**Exercise objective:** Collect each line holding the string "screenshot".

**Exercise material:**
┌────────

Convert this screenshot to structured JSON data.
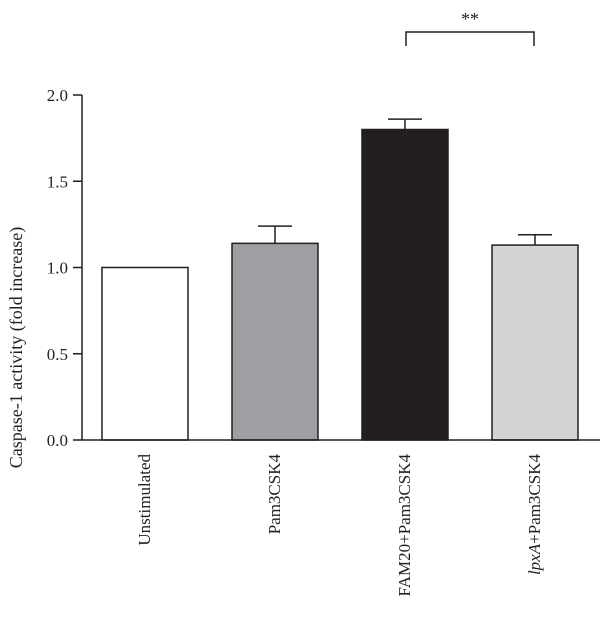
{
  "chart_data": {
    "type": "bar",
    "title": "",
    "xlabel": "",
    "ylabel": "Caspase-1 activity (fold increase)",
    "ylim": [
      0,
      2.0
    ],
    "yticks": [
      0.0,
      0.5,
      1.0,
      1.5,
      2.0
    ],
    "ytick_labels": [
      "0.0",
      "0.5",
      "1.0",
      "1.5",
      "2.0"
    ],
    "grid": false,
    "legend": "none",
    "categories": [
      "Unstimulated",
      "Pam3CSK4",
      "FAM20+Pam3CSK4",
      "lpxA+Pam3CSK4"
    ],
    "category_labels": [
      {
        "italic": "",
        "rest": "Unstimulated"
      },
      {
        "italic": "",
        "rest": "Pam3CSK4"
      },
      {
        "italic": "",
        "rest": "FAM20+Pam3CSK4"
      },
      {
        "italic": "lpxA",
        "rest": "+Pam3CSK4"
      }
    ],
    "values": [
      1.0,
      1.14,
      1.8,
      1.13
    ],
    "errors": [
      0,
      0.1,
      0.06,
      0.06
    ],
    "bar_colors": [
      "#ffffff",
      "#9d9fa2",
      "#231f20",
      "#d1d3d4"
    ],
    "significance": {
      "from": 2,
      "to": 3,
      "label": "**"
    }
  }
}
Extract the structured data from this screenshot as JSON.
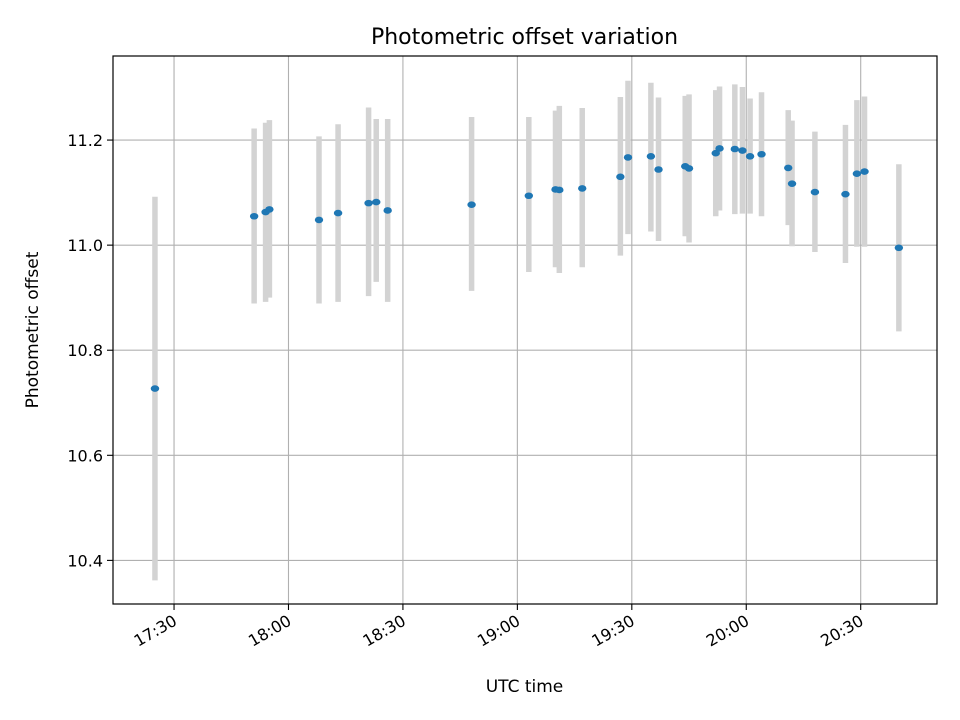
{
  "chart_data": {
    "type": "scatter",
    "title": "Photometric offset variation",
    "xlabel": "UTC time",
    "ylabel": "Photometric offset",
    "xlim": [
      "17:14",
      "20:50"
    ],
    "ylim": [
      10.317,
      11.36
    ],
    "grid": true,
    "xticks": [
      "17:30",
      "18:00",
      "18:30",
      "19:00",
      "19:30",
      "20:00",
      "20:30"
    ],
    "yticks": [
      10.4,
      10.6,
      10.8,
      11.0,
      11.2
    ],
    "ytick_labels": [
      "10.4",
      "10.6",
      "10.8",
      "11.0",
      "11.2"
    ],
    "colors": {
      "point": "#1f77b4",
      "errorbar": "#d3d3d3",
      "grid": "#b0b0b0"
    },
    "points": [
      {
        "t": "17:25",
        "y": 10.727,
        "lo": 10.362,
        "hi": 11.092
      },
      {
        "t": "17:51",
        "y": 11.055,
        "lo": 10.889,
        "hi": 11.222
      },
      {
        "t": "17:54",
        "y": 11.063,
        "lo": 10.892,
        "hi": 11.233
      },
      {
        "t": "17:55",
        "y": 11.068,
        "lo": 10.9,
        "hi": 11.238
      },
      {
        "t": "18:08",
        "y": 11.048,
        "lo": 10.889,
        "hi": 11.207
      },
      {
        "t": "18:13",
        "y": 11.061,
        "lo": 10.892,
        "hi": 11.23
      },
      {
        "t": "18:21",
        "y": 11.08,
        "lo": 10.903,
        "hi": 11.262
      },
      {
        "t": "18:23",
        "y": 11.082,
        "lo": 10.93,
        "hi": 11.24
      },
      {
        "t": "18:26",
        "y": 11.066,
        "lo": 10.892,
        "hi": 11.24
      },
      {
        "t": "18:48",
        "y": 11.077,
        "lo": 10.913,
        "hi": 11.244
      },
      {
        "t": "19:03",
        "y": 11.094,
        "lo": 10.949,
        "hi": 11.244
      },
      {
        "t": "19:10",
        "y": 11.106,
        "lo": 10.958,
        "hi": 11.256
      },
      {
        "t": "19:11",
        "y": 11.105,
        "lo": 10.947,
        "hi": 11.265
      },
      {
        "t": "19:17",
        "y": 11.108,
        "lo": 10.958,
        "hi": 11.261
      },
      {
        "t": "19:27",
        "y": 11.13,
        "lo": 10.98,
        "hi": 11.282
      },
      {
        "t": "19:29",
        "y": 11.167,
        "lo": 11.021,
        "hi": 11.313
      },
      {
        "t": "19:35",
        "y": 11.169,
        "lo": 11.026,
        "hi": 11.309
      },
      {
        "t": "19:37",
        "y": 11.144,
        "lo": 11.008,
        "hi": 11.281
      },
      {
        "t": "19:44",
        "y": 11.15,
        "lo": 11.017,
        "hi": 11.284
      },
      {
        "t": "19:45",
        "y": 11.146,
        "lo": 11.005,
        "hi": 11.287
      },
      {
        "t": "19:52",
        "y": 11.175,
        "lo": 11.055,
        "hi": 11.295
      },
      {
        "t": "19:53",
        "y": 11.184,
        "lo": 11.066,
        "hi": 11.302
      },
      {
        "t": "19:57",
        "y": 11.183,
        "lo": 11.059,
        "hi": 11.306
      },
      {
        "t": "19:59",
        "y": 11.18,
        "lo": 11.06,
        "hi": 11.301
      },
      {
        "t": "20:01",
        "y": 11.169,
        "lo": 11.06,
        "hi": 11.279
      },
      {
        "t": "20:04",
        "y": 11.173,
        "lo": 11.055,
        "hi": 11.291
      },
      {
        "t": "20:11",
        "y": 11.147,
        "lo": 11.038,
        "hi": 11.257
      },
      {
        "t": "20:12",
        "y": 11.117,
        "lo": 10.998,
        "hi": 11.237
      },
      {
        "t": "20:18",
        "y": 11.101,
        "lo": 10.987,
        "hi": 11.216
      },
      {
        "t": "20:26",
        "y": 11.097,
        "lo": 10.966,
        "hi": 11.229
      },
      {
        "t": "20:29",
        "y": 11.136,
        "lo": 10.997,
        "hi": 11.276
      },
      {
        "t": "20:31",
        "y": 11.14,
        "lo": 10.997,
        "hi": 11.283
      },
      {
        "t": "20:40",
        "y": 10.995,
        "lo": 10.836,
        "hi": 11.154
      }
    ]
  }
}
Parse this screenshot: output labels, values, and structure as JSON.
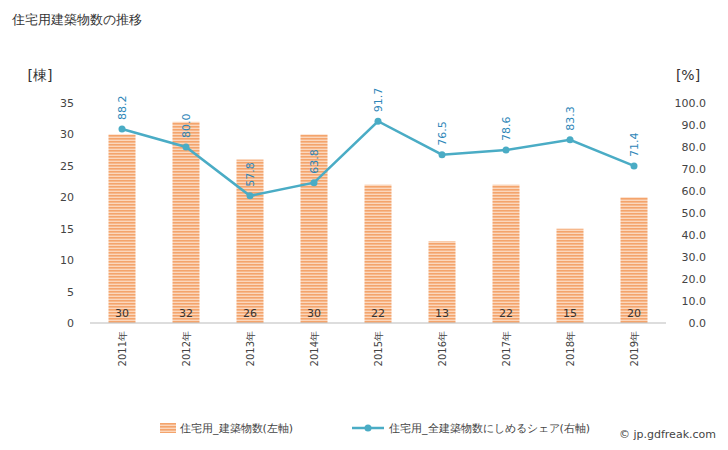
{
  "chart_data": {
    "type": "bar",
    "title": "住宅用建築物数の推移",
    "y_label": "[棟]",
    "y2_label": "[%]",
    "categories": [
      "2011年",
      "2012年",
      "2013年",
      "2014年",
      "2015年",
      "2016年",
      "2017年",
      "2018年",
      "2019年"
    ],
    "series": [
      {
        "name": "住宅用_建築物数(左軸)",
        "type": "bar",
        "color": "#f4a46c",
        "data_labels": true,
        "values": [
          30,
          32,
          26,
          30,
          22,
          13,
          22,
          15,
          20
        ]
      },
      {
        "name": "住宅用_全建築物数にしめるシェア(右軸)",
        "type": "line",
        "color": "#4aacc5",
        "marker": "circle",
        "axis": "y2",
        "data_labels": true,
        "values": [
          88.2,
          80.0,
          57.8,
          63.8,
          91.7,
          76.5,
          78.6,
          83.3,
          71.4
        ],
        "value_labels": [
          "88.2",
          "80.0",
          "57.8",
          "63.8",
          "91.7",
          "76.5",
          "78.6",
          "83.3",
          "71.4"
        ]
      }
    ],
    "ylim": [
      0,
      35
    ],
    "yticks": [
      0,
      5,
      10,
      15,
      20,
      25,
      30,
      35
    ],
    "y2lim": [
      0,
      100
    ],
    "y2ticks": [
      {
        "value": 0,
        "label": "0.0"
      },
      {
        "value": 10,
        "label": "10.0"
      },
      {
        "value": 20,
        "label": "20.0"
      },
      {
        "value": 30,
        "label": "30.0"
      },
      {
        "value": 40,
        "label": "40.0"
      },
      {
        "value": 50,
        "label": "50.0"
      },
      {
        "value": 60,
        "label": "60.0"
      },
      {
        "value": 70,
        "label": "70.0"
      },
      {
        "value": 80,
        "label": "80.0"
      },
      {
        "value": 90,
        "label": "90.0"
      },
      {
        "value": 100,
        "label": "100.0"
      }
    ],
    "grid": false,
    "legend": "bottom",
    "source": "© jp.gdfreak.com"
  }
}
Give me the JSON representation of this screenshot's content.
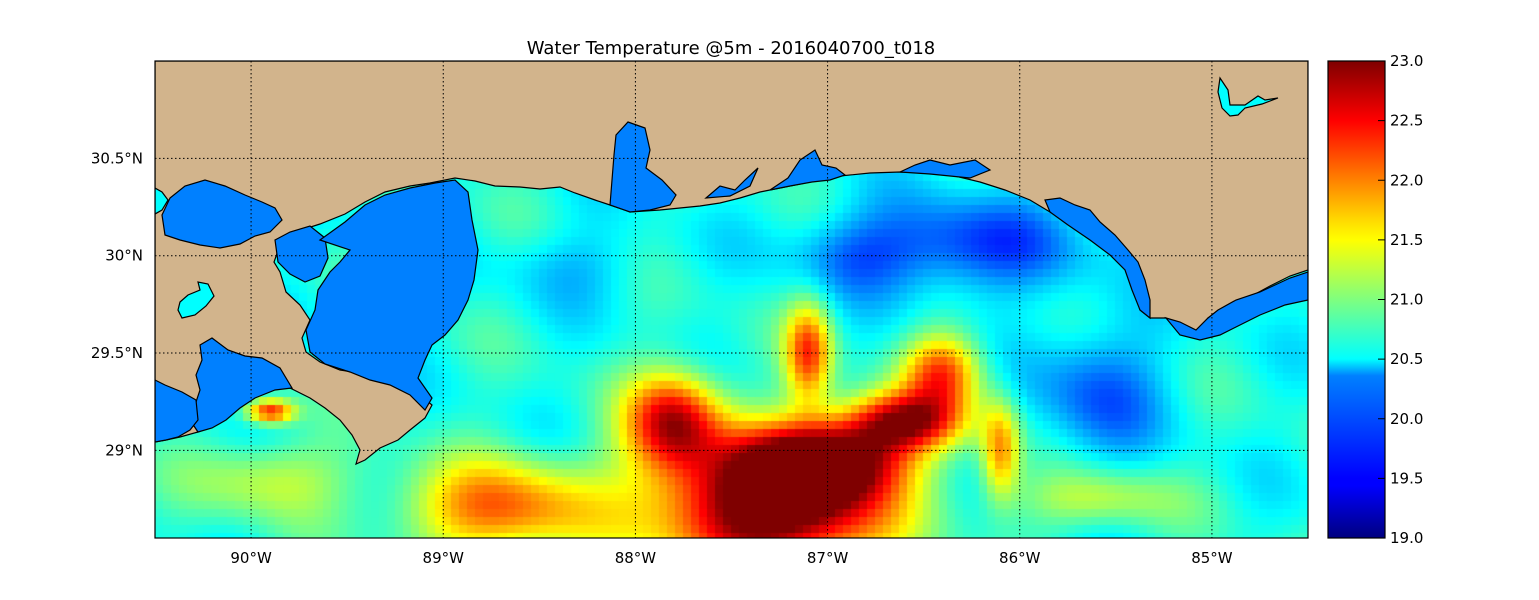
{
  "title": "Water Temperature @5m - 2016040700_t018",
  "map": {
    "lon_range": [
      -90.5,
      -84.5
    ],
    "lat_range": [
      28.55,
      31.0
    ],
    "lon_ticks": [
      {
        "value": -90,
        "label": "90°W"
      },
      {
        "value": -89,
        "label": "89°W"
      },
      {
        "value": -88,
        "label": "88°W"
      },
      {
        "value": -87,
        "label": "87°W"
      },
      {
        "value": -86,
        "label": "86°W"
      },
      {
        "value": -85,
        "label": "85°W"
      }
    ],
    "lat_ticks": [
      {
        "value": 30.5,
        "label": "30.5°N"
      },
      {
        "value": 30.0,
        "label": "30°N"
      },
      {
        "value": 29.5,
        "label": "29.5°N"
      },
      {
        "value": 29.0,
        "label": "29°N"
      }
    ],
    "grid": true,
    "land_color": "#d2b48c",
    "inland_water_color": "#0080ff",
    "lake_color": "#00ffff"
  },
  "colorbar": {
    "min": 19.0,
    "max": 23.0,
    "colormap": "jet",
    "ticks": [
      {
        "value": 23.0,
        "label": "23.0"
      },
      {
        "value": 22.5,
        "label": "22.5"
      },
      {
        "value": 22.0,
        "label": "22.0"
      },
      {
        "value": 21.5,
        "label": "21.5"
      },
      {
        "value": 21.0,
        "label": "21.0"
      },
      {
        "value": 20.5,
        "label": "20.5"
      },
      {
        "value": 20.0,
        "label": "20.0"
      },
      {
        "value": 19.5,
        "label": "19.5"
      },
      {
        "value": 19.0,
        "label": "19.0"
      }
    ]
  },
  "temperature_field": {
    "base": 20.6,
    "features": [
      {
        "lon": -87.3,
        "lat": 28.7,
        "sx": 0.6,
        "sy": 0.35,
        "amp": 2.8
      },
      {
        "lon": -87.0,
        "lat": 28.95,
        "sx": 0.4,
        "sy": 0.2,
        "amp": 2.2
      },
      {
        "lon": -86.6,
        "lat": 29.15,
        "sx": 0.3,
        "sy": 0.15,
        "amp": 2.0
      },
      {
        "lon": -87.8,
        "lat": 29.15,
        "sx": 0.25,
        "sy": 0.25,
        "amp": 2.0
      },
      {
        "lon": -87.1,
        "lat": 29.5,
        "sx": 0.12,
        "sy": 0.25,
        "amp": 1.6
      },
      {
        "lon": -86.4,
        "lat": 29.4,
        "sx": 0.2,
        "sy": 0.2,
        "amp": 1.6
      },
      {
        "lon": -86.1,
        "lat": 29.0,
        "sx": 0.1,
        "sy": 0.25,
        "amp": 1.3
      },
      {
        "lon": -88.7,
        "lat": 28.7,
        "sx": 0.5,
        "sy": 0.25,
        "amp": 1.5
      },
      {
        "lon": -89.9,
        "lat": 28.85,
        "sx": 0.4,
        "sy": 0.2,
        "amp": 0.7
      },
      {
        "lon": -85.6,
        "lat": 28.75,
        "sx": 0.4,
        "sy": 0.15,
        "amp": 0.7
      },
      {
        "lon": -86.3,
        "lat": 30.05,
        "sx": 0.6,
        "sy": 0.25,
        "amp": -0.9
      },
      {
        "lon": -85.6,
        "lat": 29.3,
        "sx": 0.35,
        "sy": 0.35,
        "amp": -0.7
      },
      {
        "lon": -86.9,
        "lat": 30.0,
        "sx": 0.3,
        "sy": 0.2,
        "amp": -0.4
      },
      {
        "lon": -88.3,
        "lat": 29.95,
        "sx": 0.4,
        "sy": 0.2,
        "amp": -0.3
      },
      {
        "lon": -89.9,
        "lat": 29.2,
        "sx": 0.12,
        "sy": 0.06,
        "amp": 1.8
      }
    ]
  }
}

└────────

**Answer:**
Convert this screenshot to structured JSON data.
Extract the structured data from this screenshot as JSON.
Parse this screenshot: output labels, values, and structure as JSON.
Give me the JSON representation of this screenshot's content.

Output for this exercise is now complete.